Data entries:
━━━━━━

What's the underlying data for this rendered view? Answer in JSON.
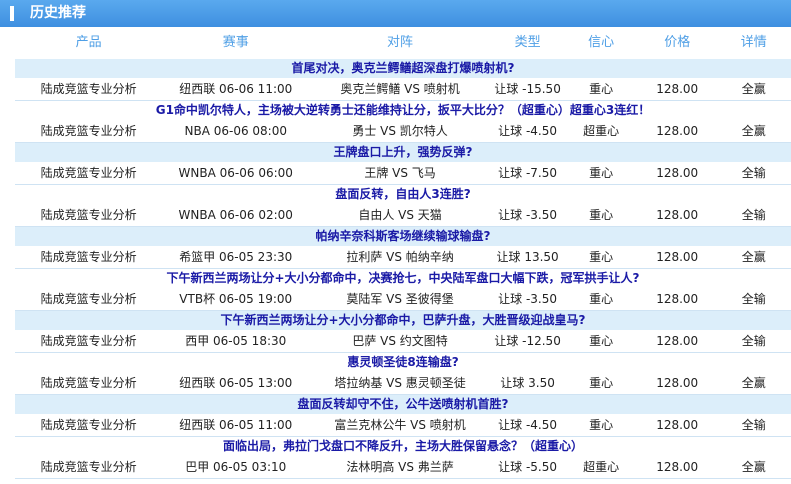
{
  "header": {
    "title": "历史推荐"
  },
  "columns": [
    "产品",
    "赛事",
    "对阵",
    "类型",
    "信心",
    "价格",
    "详情"
  ],
  "rows": [
    {
      "title": "首尾对决，奥克兰鳄鳝超深盘打爆喷射机?",
      "product": "陆成竞篮专业分析",
      "event": "纽西联 06-06 11:00",
      "match": "奥克兰鳄鳝 VS 喷射机",
      "type": "让球 -15.50",
      "confidence": "重心",
      "price": "128.00",
      "result": "全赢"
    },
    {
      "title": "G1命中凯尔特人，主场被大逆转勇士还能维持让分，扳平大比分？（超重心）超重心3连红！",
      "product": "陆成竞篮专业分析",
      "event": "NBA 06-06 08:00",
      "match": "勇士 VS 凯尔特人",
      "type": "让球 -4.50",
      "confidence": "超重心",
      "price": "128.00",
      "result": "全赢"
    },
    {
      "title": "王牌盘口上升，强势反弹?",
      "product": "陆成竞篮专业分析",
      "event": "WNBA 06-06 06:00",
      "match": "王牌 VS 飞马",
      "type": "让球 -7.50",
      "confidence": "重心",
      "price": "128.00",
      "result": "全输"
    },
    {
      "title": "盘面反转，自由人3连胜?",
      "product": "陆成竞篮专业分析",
      "event": "WNBA 06-06 02:00",
      "match": "自由人 VS 天猫",
      "type": "让球 -3.50",
      "confidence": "重心",
      "price": "128.00",
      "result": "全输"
    },
    {
      "title": "帕纳辛奈科斯客场继续输球输盘?",
      "product": "陆成竞篮专业分析",
      "event": "希篮甲 06-05 23:30",
      "match": "拉利萨 VS 帕纳辛纳",
      "type": "让球 13.50",
      "confidence": "重心",
      "price": "128.00",
      "result": "全赢"
    },
    {
      "title": "下午新西兰两场让分+大小分都命中，决赛抢七，中央陆军盘口大幅下跌，冠军拱手让人?",
      "product": "陆成竞篮专业分析",
      "event": "VTB杯 06-05 19:00",
      "match": "莫陆军 VS 圣彼得堡",
      "type": "让球 -3.50",
      "confidence": "重心",
      "price": "128.00",
      "result": "全输"
    },
    {
      "title": "下午新西兰两场让分+大小分都命中，巴萨升盘，大胜晋级迎战皇马?",
      "product": "陆成竞篮专业分析",
      "event": "西甲 06-05 18:30",
      "match": "巴萨 VS 约文图特",
      "type": "让球 -12.50",
      "confidence": "重心",
      "price": "128.00",
      "result": "全输"
    },
    {
      "title": "惠灵顿圣徒8连输盘?",
      "product": "陆成竞篮专业分析",
      "event": "纽西联 06-05 13:00",
      "match": "塔拉纳基 VS 惠灵顿圣徒",
      "type": "让球 3.50",
      "confidence": "重心",
      "price": "128.00",
      "result": "全赢"
    },
    {
      "title": "盘面反转却守不住，公牛送喷射机首胜?",
      "product": "陆成竞篮专业分析",
      "event": "纽西联 06-05 11:00",
      "match": "富兰克林公牛 VS 喷射机",
      "type": "让球 -4.50",
      "confidence": "重心",
      "price": "128.00",
      "result": "全输"
    },
    {
      "title": "面临出局，弗拉门戈盘口不降反升，主场大胜保留悬念？（超重心）",
      "product": "陆成竞篮专业分析",
      "event": "巴甲 06-05 03:10",
      "match": "法林明高 VS 弗兰萨",
      "type": "让球 -5.50",
      "confidence": "超重心",
      "price": "128.00",
      "result": "全赢"
    }
  ]
}
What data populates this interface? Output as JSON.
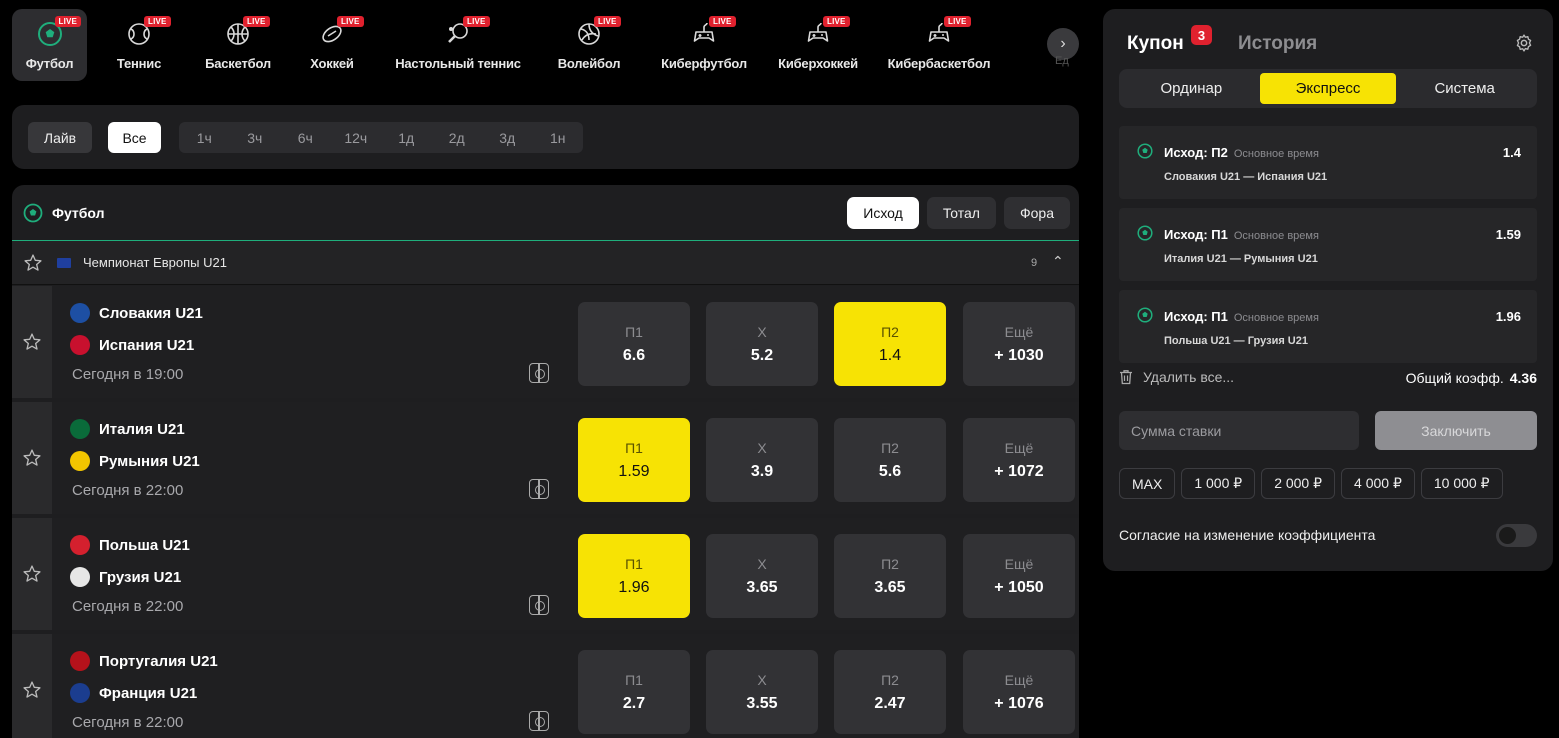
{
  "sports": [
    {
      "label": "Футбол",
      "live": "LIVE",
      "icon": "football-icon",
      "active": true
    },
    {
      "label": "Теннис",
      "live": "LIVE",
      "icon": "tennis-icon"
    },
    {
      "label": "Баскетбол",
      "live": "LIVE",
      "icon": "basketball-icon"
    },
    {
      "label": "Хоккей",
      "live": "LIVE",
      "icon": "hockey-icon"
    },
    {
      "label": "Настольный теннис",
      "live": "LIVE",
      "icon": "table-tennis-icon"
    },
    {
      "label": "Волейбол",
      "live": "LIVE",
      "icon": "volleyball-icon"
    },
    {
      "label": "Киберфутбол",
      "live": "LIVE",
      "icon": "gamepad-icon"
    },
    {
      "label": "Киберхоккей",
      "live": "LIVE",
      "icon": "gamepad-icon"
    },
    {
      "label": "Кибербаскетбол",
      "live": "LIVE",
      "icon": "gamepad-icon"
    }
  ],
  "sports_next": "›",
  "sports_overflow_label": "Ед",
  "filters": {
    "live": "Лайв",
    "all": "Все",
    "times": [
      "1ч",
      "3ч",
      "6ч",
      "12ч",
      "1д",
      "2д",
      "3д",
      "1н"
    ]
  },
  "events": {
    "sport_title": "Футбол",
    "market_tabs": [
      "Исход",
      "Тотал",
      "Фора"
    ],
    "league": {
      "name": "Чемпионат Европы U21",
      "count": "9",
      "chevron": "⌃"
    },
    "matches": [
      {
        "team1": "Словакия U21",
        "team2": "Испания U21",
        "time": "Сегодня в 19:00",
        "crest1": "#1d4fa3",
        "crest2": "#c8102e",
        "odds": [
          {
            "label": "П1",
            "value": "6.6"
          },
          {
            "label": "Х",
            "value": "5.2"
          },
          {
            "label": "П2",
            "value": "1.4",
            "selected": true
          },
          {
            "label": "Ещё",
            "value": "+ 1030"
          }
        ]
      },
      {
        "team1": "Италия U21",
        "team2": "Румыния U21",
        "time": "Сегодня в 22:00",
        "crest1": "#0a6b3a",
        "crest2": "#f2c500",
        "odds": [
          {
            "label": "П1",
            "value": "1.59",
            "selected": true
          },
          {
            "label": "Х",
            "value": "3.9"
          },
          {
            "label": "П2",
            "value": "5.6"
          },
          {
            "label": "Ещё",
            "value": "+ 1072"
          }
        ]
      },
      {
        "team1": "Польша U21",
        "team2": "Грузия U21",
        "time": "Сегодня в 22:00",
        "crest1": "#d4202e",
        "crest2": "#e6e6e6",
        "odds": [
          {
            "label": "П1",
            "value": "1.96",
            "selected": true
          },
          {
            "label": "Х",
            "value": "3.65"
          },
          {
            "label": "П2",
            "value": "3.65"
          },
          {
            "label": "Ещё",
            "value": "+ 1050"
          }
        ]
      },
      {
        "team1": "Португалия U21",
        "team2": "Франция U21",
        "time": "Сегодня в 22:00",
        "crest1": "#b5121b",
        "crest2": "#1b3d8f",
        "odds": [
          {
            "label": "П1",
            "value": "2.7"
          },
          {
            "label": "Х",
            "value": "3.55"
          },
          {
            "label": "П2",
            "value": "2.47"
          },
          {
            "label": "Ещё",
            "value": "+ 1076"
          }
        ]
      }
    ]
  },
  "coupon": {
    "title": "Купон",
    "badge": "3",
    "history": "История",
    "types": [
      "Ординар",
      "Экспресс",
      "Система"
    ],
    "active_type": "Экспресс",
    "bets": [
      {
        "selection": "Исход: П2",
        "period": "Основное время",
        "odd": "1.4",
        "teams": "Словакия U21 — Испания U21"
      },
      {
        "selection": "Исход: П1",
        "period": "Основное время",
        "odd": "1.59",
        "teams": "Италия U21 — Румыния U21"
      },
      {
        "selection": "Исход: П1",
        "period": "Основное время",
        "odd": "1.96",
        "teams": "Польша U21 — Грузия U21"
      }
    ],
    "delete_all": "Удалить все...",
    "total_label": "Общий коэфф.",
    "total_value": "4.36",
    "stake_placeholder": "Сумма ставки",
    "submit": "Заключить",
    "quick_amounts": [
      "MAX",
      "1 000 ₽",
      "2 000 ₽",
      "4 000 ₽",
      "10 000 ₽"
    ],
    "consent": "Согласие на изменение коэффициента"
  },
  "colors": {
    "accent": "#f7e304",
    "live": "#e0212e",
    "green": "#1fae7c"
  }
}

━━━━━━

INSTRUCTION: Read the data above and pull out each line that holds the string "Польша".

FINISHED TASK:
        "team1": "Польша U21",
        "teams": "Польша U21 — Грузия U21"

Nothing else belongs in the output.